» **Directions**
Go through the material below and copy each line where the word "December" appears.

» **Materials provided**

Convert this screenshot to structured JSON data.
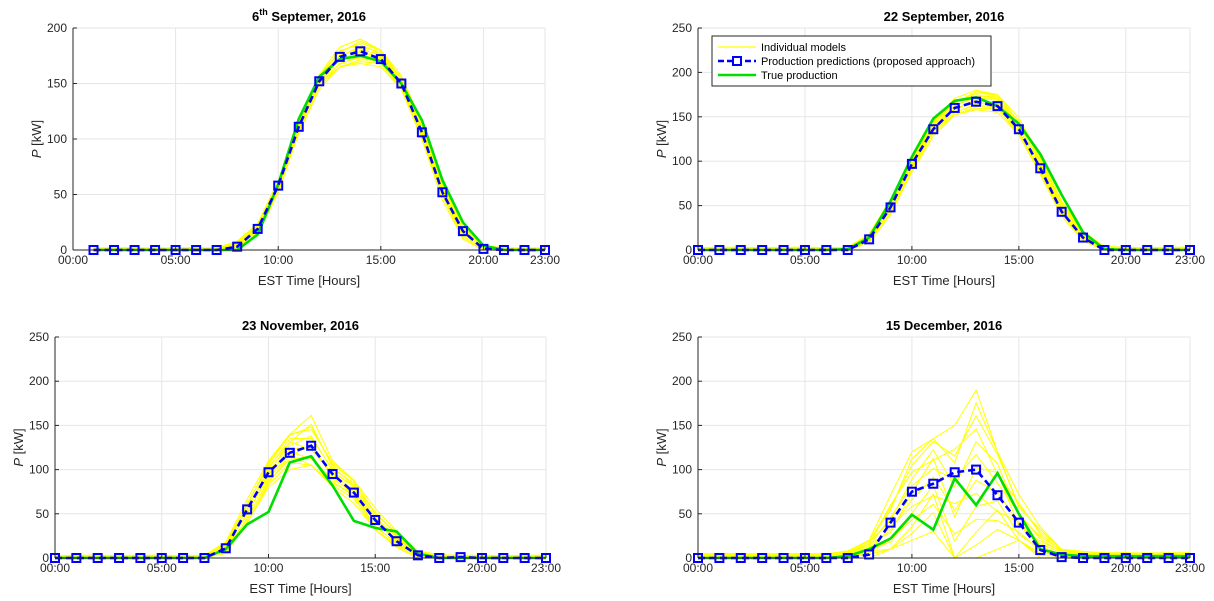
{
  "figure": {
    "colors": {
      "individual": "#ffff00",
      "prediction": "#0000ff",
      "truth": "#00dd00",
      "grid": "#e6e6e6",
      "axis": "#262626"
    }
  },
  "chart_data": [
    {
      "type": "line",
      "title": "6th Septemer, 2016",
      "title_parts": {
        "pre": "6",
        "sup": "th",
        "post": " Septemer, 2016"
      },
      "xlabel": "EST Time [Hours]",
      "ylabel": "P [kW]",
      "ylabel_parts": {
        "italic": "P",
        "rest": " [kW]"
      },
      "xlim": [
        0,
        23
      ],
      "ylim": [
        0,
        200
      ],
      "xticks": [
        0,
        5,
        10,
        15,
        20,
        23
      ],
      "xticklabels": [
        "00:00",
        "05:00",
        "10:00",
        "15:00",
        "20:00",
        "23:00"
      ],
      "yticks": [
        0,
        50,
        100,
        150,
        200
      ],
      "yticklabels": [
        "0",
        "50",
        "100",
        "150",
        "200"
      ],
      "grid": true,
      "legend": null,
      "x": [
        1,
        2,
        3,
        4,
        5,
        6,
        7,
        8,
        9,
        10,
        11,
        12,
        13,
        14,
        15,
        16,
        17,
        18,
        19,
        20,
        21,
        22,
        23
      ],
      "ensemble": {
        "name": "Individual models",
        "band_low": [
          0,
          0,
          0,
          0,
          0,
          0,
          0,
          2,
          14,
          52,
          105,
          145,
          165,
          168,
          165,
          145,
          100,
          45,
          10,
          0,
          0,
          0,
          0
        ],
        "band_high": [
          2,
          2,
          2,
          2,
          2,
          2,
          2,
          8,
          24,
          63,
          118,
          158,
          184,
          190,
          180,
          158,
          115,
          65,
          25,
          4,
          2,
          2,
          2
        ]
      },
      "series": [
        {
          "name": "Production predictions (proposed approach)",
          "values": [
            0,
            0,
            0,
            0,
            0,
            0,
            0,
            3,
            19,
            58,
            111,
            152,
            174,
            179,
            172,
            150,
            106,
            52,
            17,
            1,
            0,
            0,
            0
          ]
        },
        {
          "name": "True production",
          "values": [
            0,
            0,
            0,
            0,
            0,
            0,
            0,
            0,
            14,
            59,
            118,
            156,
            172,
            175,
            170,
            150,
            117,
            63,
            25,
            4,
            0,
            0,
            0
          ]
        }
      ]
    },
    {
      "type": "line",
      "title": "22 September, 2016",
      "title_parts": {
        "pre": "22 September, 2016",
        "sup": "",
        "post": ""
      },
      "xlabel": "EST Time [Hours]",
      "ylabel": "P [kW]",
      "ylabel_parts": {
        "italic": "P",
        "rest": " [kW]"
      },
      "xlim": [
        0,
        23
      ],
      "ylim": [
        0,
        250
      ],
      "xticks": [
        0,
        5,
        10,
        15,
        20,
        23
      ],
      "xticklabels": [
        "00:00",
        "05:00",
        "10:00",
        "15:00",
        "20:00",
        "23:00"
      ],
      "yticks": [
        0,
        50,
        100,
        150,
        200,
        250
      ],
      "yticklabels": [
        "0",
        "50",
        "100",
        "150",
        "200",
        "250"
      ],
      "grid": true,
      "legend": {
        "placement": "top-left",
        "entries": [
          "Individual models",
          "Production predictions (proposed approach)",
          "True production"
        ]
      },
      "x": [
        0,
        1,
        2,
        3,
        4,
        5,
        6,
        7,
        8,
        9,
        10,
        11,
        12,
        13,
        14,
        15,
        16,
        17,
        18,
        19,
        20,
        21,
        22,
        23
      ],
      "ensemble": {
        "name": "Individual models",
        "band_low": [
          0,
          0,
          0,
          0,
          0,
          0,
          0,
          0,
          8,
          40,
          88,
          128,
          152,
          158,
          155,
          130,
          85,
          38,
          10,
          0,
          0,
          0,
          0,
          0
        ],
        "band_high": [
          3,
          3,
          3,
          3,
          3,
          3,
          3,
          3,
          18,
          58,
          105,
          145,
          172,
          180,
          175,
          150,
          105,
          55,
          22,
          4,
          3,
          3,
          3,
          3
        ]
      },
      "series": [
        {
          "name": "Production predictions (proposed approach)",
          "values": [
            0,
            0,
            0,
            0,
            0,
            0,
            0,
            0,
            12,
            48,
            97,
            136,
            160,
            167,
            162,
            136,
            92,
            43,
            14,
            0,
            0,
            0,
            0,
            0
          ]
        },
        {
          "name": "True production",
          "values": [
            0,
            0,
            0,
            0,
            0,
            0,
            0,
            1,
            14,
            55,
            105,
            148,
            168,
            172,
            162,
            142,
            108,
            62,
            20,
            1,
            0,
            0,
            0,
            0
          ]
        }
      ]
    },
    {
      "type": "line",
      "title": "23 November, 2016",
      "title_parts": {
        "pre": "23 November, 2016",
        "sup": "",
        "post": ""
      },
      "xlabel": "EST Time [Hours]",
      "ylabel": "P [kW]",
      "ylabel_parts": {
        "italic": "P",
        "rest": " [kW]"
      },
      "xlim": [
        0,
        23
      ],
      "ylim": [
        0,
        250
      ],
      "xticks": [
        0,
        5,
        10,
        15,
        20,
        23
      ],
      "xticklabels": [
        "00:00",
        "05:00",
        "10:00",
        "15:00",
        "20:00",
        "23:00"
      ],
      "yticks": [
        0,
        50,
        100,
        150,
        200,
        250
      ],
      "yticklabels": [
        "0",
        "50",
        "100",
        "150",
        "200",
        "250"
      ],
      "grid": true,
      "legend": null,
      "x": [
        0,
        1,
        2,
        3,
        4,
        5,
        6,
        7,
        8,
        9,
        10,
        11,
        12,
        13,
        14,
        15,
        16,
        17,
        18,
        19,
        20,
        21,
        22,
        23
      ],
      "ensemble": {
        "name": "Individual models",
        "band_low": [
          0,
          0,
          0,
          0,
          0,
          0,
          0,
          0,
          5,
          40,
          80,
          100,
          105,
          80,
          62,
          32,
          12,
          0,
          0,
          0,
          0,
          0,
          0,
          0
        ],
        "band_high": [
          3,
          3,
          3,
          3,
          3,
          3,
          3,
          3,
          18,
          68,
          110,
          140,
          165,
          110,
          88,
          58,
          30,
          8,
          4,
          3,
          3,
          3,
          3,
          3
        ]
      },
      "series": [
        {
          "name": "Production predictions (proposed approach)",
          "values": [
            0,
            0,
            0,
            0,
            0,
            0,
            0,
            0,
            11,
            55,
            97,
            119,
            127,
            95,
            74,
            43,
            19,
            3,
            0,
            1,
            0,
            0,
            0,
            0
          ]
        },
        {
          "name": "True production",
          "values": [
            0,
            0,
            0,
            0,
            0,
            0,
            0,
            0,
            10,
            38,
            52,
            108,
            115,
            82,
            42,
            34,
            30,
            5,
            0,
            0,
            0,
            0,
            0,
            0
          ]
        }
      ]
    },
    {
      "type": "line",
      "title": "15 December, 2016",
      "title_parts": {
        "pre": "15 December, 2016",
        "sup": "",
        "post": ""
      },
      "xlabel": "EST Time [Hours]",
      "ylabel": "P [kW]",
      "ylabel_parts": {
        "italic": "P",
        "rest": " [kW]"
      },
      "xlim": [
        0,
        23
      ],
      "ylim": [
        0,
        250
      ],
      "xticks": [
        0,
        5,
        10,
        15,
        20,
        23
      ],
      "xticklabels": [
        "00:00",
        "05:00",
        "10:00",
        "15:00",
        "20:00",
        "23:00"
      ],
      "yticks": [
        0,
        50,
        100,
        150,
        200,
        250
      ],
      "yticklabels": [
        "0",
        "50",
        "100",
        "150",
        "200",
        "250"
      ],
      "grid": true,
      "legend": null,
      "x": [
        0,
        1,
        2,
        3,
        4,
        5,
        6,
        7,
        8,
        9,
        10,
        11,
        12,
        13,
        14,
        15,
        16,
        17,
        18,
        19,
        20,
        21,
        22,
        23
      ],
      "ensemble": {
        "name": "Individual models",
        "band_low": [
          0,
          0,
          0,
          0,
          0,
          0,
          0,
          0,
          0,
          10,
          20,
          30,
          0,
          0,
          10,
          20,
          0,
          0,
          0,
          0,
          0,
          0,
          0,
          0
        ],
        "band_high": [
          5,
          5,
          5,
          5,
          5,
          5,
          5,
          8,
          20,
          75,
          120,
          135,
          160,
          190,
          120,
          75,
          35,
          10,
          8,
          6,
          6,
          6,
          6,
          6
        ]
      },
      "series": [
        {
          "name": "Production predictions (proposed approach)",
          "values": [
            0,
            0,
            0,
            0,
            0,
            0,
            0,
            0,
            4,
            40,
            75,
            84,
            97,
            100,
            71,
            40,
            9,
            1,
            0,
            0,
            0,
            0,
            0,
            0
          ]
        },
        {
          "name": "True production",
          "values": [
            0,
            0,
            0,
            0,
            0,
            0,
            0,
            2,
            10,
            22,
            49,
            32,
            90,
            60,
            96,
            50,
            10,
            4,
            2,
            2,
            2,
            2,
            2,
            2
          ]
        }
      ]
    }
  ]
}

---

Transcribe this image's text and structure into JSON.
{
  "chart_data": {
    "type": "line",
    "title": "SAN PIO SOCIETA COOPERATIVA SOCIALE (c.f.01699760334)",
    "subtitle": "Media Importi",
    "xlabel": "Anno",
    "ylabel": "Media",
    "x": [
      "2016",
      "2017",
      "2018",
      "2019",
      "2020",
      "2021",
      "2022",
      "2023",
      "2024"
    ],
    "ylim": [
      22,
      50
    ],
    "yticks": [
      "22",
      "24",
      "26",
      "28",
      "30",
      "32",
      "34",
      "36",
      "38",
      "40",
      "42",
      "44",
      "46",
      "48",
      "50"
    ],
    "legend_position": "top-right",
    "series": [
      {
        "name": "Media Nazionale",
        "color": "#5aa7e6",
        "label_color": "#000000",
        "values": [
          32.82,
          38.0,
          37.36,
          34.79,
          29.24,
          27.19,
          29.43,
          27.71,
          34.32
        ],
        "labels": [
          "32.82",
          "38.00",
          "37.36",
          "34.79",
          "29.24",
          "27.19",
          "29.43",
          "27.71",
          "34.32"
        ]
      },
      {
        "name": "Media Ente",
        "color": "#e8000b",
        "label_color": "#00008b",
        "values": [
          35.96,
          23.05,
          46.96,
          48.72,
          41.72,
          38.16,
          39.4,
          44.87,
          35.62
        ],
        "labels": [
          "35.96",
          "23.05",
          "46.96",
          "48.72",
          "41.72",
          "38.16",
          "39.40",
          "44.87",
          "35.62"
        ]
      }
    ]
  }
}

» **Final answer**
      "title": "15 December, 2016",
        "pre": "15 December, 2016",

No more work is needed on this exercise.